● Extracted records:

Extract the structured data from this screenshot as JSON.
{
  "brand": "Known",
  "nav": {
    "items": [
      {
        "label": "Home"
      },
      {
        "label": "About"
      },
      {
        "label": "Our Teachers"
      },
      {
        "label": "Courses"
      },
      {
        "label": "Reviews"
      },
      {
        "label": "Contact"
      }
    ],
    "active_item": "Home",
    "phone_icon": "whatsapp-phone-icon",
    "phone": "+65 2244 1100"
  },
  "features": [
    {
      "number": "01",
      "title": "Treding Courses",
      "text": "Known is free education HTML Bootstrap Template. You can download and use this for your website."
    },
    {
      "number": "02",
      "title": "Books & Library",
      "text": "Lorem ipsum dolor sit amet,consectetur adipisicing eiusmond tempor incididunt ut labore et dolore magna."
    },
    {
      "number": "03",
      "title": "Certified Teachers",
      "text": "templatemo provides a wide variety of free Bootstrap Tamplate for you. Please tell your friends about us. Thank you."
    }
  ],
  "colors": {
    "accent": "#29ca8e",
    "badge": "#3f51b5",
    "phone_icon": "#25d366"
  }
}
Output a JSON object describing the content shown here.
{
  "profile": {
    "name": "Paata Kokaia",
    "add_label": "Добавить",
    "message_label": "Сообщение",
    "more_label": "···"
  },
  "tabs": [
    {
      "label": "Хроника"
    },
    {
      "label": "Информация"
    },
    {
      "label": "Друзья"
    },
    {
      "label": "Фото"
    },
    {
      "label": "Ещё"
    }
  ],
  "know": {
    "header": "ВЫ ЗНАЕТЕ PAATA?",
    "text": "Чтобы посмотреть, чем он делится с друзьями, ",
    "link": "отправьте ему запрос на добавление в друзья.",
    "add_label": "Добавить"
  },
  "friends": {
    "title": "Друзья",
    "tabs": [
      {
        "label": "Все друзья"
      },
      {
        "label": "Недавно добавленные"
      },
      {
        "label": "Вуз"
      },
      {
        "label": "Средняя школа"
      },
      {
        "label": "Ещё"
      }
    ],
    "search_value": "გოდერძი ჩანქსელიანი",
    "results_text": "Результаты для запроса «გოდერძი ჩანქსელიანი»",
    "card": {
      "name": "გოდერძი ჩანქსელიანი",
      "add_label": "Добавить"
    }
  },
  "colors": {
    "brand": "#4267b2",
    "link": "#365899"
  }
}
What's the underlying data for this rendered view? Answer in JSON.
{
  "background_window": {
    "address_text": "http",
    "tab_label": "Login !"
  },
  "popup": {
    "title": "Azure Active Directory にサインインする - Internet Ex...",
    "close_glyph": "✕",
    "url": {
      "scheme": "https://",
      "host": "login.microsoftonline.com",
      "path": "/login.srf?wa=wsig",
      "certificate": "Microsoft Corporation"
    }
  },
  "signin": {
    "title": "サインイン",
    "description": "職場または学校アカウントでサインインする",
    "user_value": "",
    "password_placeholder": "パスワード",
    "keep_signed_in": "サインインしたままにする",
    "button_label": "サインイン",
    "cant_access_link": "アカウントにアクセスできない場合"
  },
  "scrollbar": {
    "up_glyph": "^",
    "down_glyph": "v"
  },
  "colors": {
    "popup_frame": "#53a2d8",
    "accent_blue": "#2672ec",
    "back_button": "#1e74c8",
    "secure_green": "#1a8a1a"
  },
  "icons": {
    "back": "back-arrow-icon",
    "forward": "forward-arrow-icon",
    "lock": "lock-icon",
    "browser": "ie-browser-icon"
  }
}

● WHAT IS EXPECTED: Copy every line of the entries above in which "Bootstrap" occurs.

● RESULT FOR THIS TASK:
      "text": "Known is free education HTML Bootstrap Template. You can download and use this for your website."
      "text": "templatemo provides a wide variety of free Bootstrap Tamplate for you. Please tell your friends about us. Thank you."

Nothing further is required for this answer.